# Supplied entries

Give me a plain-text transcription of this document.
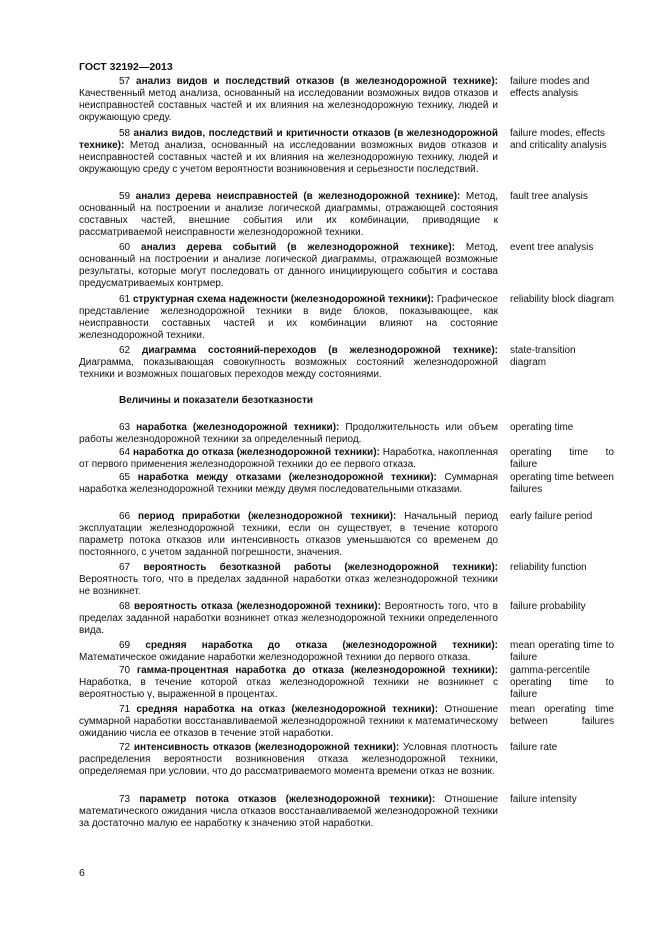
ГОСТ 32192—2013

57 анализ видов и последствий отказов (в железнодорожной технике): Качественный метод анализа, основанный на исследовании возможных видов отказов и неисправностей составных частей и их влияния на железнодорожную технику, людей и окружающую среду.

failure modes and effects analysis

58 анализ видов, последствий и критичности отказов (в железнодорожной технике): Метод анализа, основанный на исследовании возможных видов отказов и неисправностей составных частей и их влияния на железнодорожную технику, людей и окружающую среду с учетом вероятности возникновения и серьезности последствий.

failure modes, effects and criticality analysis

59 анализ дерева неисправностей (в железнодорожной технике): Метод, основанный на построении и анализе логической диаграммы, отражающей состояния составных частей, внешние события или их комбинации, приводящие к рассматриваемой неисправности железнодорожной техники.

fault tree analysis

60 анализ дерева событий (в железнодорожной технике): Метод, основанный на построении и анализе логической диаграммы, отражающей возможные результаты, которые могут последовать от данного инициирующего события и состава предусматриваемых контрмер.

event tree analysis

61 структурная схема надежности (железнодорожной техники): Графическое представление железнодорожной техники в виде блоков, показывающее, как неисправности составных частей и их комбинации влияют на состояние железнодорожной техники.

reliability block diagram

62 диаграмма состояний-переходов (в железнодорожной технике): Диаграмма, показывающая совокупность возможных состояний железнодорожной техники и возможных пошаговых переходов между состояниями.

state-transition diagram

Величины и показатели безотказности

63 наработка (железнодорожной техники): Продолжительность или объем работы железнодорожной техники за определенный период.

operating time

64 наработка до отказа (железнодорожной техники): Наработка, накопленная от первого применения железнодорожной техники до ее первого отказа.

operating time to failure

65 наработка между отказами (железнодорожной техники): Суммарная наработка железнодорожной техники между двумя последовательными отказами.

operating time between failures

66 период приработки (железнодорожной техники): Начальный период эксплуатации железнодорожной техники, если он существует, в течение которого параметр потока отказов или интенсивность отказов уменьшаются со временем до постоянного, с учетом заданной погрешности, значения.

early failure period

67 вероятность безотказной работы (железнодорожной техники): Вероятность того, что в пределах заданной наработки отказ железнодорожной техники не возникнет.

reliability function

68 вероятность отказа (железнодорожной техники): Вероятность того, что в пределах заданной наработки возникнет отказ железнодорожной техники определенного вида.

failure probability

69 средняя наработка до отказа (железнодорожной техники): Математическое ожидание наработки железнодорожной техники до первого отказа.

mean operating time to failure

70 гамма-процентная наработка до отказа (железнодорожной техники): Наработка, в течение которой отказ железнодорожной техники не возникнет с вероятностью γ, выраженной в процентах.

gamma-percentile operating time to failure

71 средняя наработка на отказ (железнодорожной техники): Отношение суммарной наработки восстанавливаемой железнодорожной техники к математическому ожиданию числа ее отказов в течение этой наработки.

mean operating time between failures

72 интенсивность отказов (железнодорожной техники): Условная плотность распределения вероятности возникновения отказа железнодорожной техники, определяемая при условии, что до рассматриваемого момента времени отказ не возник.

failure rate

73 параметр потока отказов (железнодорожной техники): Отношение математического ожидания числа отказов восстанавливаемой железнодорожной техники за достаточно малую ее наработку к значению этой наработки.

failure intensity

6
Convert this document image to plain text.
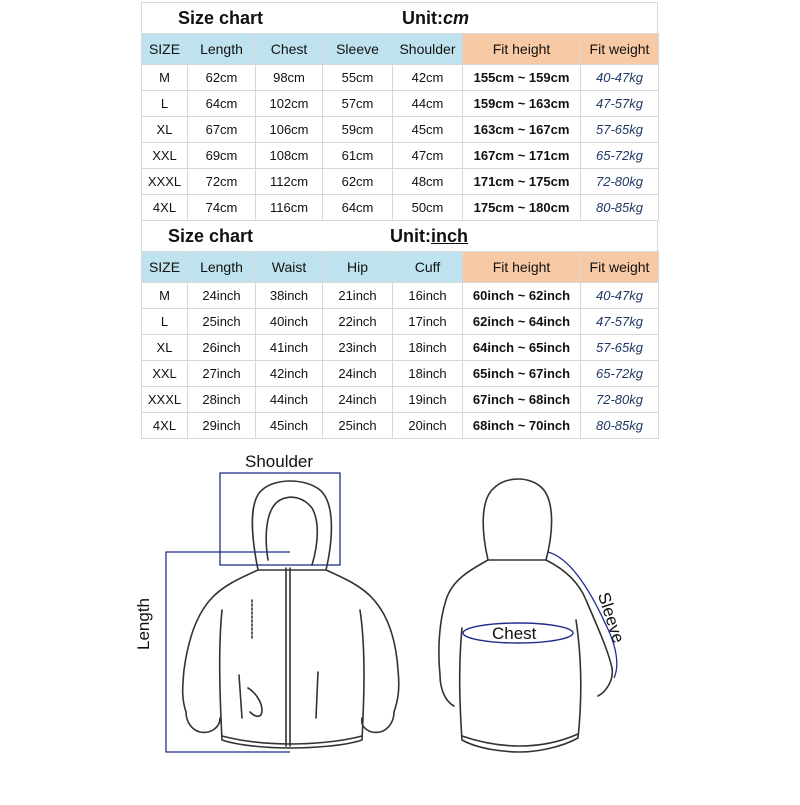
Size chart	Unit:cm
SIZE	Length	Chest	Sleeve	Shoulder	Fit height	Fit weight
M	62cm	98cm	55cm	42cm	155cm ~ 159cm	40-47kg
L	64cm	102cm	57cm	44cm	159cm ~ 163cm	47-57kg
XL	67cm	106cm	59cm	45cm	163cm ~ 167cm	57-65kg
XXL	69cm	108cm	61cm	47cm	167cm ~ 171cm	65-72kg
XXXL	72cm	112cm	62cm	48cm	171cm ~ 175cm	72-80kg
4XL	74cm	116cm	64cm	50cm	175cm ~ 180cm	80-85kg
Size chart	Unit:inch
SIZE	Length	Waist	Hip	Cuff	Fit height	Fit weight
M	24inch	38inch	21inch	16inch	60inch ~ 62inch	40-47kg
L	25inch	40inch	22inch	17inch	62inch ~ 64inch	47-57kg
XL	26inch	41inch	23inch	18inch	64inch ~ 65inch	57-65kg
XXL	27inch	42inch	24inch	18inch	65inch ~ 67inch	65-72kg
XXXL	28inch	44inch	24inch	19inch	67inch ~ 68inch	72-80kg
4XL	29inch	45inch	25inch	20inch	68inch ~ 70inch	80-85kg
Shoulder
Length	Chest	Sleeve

# Stated task
Repeat the data exactly in full, omitting its pictures.

# Solution to this task
Give me a plain-text transcription of this document.
ГОСТ 32192—2013

57 анализ видов и последствий отказов (в железнодорожной технике): Качественный метод анализа, основанный на исследовании возможных видов отказов и неисправностей составных частей и их влияния на железнодорожную технику, людей и окружающую среду.

failure modes and effects analysis

58 анализ видов, последствий и критичности отказов (в железнодорожной технике): Метод анализа, основанный на исследовании возможных видов отказов и неисправностей составных частей и их влияния на железнодорожную технику, людей и окружающую среду с учетом вероятности возникновения и серьезности последствий.

failure modes, effects and criticality analysis

59 анализ дерева неисправностей (в железнодорожной технике): Метод, основанный на построении и анализе логической диаграммы, отражающей состояния составных частей, внешние события или их комбинации, приводящие к рассматриваемой неисправности железнодорожной техники.

fault tree analysis

60 анализ дерева событий (в железнодорожной технике): Метод, основанный на построении и анализе логической диаграммы, отражающей возможные результаты, которые могут последовать от данного инициирующего события и состава предусматриваемых контрмер.

event tree analysis

61 структурная схема надежности (железнодорожной техники): Графическое представление железнодорожной техники в виде блоков, показывающее, как неисправности составных частей и их комбинации влияют на состояние железнодорожной техники.

reliability block diagram

62 диаграмма состояний-переходов (в железнодорожной технике): Диаграмма, показывающая совокупность возможных состояний железнодорожной техники и возможных пошаговых переходов между состояниями.

state-transition diagram

Величины и показатели безотказности

63 наработка (железнодорожной техники): Продолжительность или объем работы железнодорожной техники за определенный период.

operating time

64 наработка до отказа (железнодорожной техники): Наработка, накопленная от первого применения железнодорожной техники до ее первого отказа.

operating time to failure

65 наработка между отказами (железнодорожной техники): Суммарная наработка железнодорожной техники между двумя последовательными отказами.

operating time between failures

66 период приработки (железнодорожной техники): Начальный период эксплуатации железнодорожной техники, если он существует, в течение которого параметр потока отказов или интенсивность отказов уменьшаются со временем до постоянного, с учетом заданной погрешности, значения.

early failure period

67 вероятность безотказной работы (железнодорожной техники): Вероятность того, что в пределах заданной наработки отказ железнодорожной техники не возникнет.

reliability function

68 вероятность отказа (железнодорожной техники): Вероятность того, что в пределах заданной наработки возникнет отказ железнодорожной техники определенного вида.

failure probability

69 средняя наработка до отказа (железнодорожной техники): Математическое ожидание наработки железнодорожной техники до первого отказа.

mean operating time to failure

70 гамма-процентная наработка до отказа (железнодорожной техники): Наработка, в течение которой отказ железнодорожной техники не возникнет с вероятностью γ, выраженной в процентах.

gamma-percentile operating time to failure

71 средняя наработка на отказ (железнодорожной техники): Отношение суммарной наработки восстанавливаемой железнодорожной техники к математическому ожиданию числа ее отказов в течение этой наработки.

mean operating time between failures

72 интенсивность отказов (железнодорожной техники): Условная плотность распределения вероятности возникновения отказа железнодорожной техники, определяемая при условии, что до рассматриваемого момента времени отказ не возник.

failure rate

73 параметр потока отказов (железнодорожной техники): Отношение математического ожидания числа отказов восстанавливаемой железнодорожной техники за достаточно малую ее наработку к значению этой наработки.

failure intensity

6
Convert this document image to plain text.
Size chart	Unit:cm
SIZE	Length	Chest	Sleeve	Shoulder	Fit height	Fit weight
M	62cm	98cm	55cm	42cm	155cm ~ 159cm	40-47kg
L	64cm	102cm	57cm	44cm	159cm ~ 163cm	47-57kg
XL	67cm	106cm	59cm	45cm	163cm ~ 167cm	57-65kg
XXL	69cm	108cm	61cm	47cm	167cm ~ 171cm	65-72kg
XXXL	72cm	112cm	62cm	48cm	171cm ~ 175cm	72-80kg
4XL	74cm	116cm	64cm	50cm	175cm ~ 180cm	80-85kg
Size chart	Unit:inch
SIZE	Length	Waist	Hip	Cuff	Fit height	Fit weight
M	24inch	38inch	21inch	16inch	60inch ~ 62inch	40-47kg
L	25inch	40inch	22inch	17inch	62inch ~ 64inch	47-57kg
XL	26inch	41inch	23inch	18inch	64inch ~ 65inch	57-65kg
XXL	27inch	42inch	24inch	18inch	65inch ~ 67inch	65-72kg
XXXL	28inch	44inch	24inch	19inch	67inch ~ 68inch	72-80kg
4XL	29inch	45inch	25inch	20inch	68inch ~ 70inch	80-85kg
Shoulder
Length	Chest	Sleeve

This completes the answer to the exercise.